— START OF Selected excerpt —

Problem Description:
There are N piles of stones, each with no more than 100 stones.
Two players play this game, when it is one's turn, one should:
Select a non-empty pile, remove at least one stone, then take arbitrary number of stones from the remaining stones in the pile, and arrange them to be added to arbitrary number of the other piles. The first player who couldn't make a move loses the game. Output whether the first player would win the game.

Constraints:
1 ≤ N ≤ 10

Solution:
Let us pair piles with identical number of stones together. If the piles in some state can be perfectly paired, this is a losing state, because whatever the first player does, the second player needs only to mimic his move, which in the end leads to the first player's losing state. However, if there is at least one pile that cannot be paired, we can always modify all the piles so that they are perfectly paired. We need only to consider the set of piles that are not paired. Suppose that they are sorted by their size. We can observe that the largest pile must be larger than the sum of each adjacent pile's difference of size. Suppose this set contains odd number of piles, then we only need to distribute stones from the largest pile to each odd indexed piles (1 based), and remove itself. Otherwise, move the largest pile to the front and distribute stones from it to each odd indexed piles, and remove the stones if there is more than the second pile.

— END OF Selected excerpt —
— START OF Data supplied —

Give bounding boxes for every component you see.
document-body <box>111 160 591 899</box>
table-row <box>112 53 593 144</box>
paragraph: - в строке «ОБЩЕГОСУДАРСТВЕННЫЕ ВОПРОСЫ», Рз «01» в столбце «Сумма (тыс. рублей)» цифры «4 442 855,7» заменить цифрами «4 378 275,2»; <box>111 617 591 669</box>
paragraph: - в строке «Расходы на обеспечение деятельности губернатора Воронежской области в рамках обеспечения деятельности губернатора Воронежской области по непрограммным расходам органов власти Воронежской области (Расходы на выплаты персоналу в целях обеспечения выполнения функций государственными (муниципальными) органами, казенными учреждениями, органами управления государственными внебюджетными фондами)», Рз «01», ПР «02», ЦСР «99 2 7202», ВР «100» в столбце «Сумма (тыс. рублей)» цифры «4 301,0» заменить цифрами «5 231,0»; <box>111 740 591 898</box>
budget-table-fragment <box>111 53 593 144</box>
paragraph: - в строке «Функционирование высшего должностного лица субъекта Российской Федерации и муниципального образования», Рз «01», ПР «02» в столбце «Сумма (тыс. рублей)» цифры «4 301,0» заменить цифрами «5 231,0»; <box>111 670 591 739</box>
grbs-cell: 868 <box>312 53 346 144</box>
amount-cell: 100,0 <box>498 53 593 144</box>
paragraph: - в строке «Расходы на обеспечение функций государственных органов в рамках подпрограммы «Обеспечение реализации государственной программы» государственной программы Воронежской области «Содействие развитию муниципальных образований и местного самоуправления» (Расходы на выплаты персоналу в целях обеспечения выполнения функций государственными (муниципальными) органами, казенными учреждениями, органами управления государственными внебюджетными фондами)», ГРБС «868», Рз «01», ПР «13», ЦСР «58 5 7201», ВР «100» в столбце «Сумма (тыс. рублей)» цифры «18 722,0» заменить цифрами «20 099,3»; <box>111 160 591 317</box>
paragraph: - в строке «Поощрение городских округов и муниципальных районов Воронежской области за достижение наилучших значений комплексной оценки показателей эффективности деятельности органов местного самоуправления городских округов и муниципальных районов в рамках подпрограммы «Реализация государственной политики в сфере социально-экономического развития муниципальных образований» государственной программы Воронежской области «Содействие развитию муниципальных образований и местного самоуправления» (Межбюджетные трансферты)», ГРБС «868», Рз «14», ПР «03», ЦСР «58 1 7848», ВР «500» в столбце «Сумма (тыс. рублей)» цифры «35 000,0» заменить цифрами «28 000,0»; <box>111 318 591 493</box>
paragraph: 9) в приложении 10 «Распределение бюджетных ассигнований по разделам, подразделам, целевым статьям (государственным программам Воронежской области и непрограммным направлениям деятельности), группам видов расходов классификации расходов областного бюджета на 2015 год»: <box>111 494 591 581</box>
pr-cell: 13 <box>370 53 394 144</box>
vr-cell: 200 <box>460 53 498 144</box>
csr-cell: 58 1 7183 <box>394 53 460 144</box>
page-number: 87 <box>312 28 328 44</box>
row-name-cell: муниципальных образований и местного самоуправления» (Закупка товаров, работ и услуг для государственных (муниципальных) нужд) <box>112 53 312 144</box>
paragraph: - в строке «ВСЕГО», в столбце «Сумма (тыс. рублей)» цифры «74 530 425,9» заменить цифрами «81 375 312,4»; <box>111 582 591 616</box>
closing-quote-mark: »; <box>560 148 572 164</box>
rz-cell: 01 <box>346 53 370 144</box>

— END OF Data supplied —

### Your tasks
1/ From the stone-pile game write-up, reproduce the passage that begins at the words "Two players play" and ends after the words "win the game.".
2/ Decide whether each statement agrees with the stone-pile game write-up, answering yes or no and quoting the words that settle it:
(a) No pile holds more than 100 stones.
(b) The number of piles N can be as large as 20.
(c) A state whose piles can be perfectly paired is a winning state for the player to move.

### The answers
1/
Two players play this game, when it is one's turn, one should:
Select a non-empty pile, remove at least one stone, then take arbitrary number of stones from the remaining stones in the pile, and arrange them to be added to arbitrary number of the other piles. The first player who couldn't make a move loses the game. Output whether the first player would win the game.

2/
(a) Yes: "each with no more than 100 stones"
(b) No: "1 ≤ N ≤ 10"
(c) No: "If the piles in some state can be perfectly paired, this is a losing state"